:: WRITTEN INSTRUCTION ::
Every line containing the word "Delta" needs to be found and copied.

Stored dataset items
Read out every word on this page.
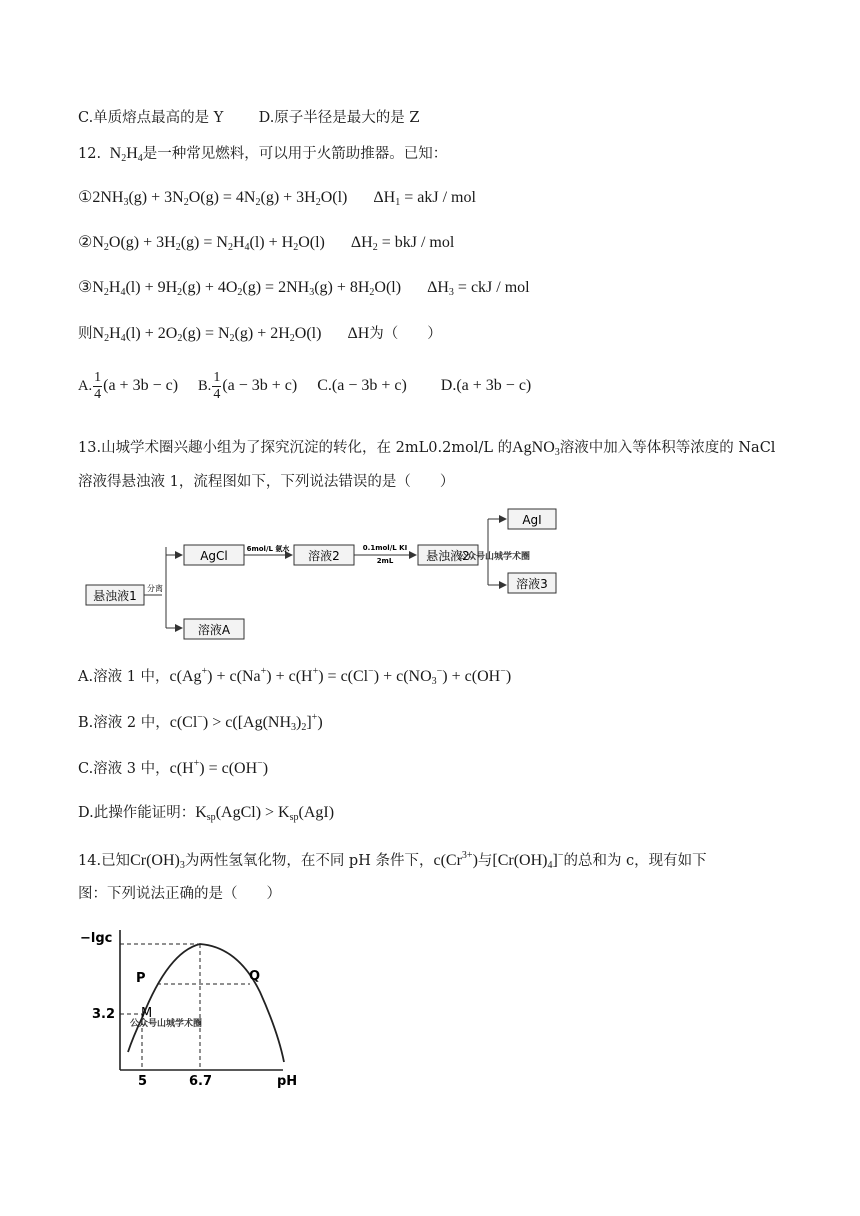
C.单质熔点最高的是 Y D.原子半径是最大的是 Z
12.  $N_2H_4$是一种常见燃料，可以用于火箭助推器。已知：
$①2NH_3(g) + 3N_2O(g) = 4N_2(g) + 3H_2O(l) \Delta H_1$ = akJ / mol
$②N_2O(g) + 3H_2(g) = N_2H_4(l) + H_2O(l) \Delta H_2$ = bkJ / mol
$③N_2H_4(l) + 9H_2(g) + 4O_2(g) = 2NH_3(g) + 8H_2O(l) \Delta H_3$ = ckJ / mol
则$N_2H_4(l) + 2O_2(g) = N_2(g) + 2H_2O(l)$ ΔH为（　　）
A. $\frac{1}{4} (a + 3b - c)$ B. $\frac{1}{4} (a - 3b + c) C.(a - 3b + c) D.(a + 3b - c)$
13.山城学术圈兴趣小组为了探究沉淀的转化，在 2mL0.2mol/L 的AgNO$_3$溶液中加入等体积等浓度的 NaCl
溶液得悬浊液 1，流程图如下，下列说法错误的是（　　）
悬浊液1
分离
AgCl
溶液A
6mol/L 氨水 溶液2
0.1mol/L KI
2mL	悬浊液2
公众号山城学术圈
AgI
溶液3
A.溶液 1 中，$c(Ag^+) + c(Na^+) + c(H^+) = c(Cl^-) + c(NO_3^-) + c(OH^-)$
B.溶液 2 中，$c(Cl^-) > c([Ag(NH_3)_2]^+)$
C.溶液 3 中，c(H+) = c(OH−)
D.此操作能证明：$K_{sp}(AgCl) > K_{sp}(AgI)$
14.已知$Cr(OH)_3$为两性氢氧化物，在不同 pH 条件下，$c(Cr^{3+})$与$[Cr(OH)_4]^-$的总和为 c，现有如下
图：下列说法正确的是（　　）
−lgc
pH
P	Q
M
3.2
5	6.7
公众号山城学术圈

:: SOLUTION ::
$①2NH_3(g) + 3N_2O(g) = 4N_2(g) + 3H_2O(l) \Delta H_1$ = akJ / mol
$②N_2O(g) + 3H_2(g) = N_2H_4(l) + H_2O(l) \Delta H_2$ = bkJ / mol
$③N_2H_4(l) + 9H_2(g) + 4O_2(g) = 2NH_3(g) + 8H_2O(l) \Delta H_3$ = ckJ / mol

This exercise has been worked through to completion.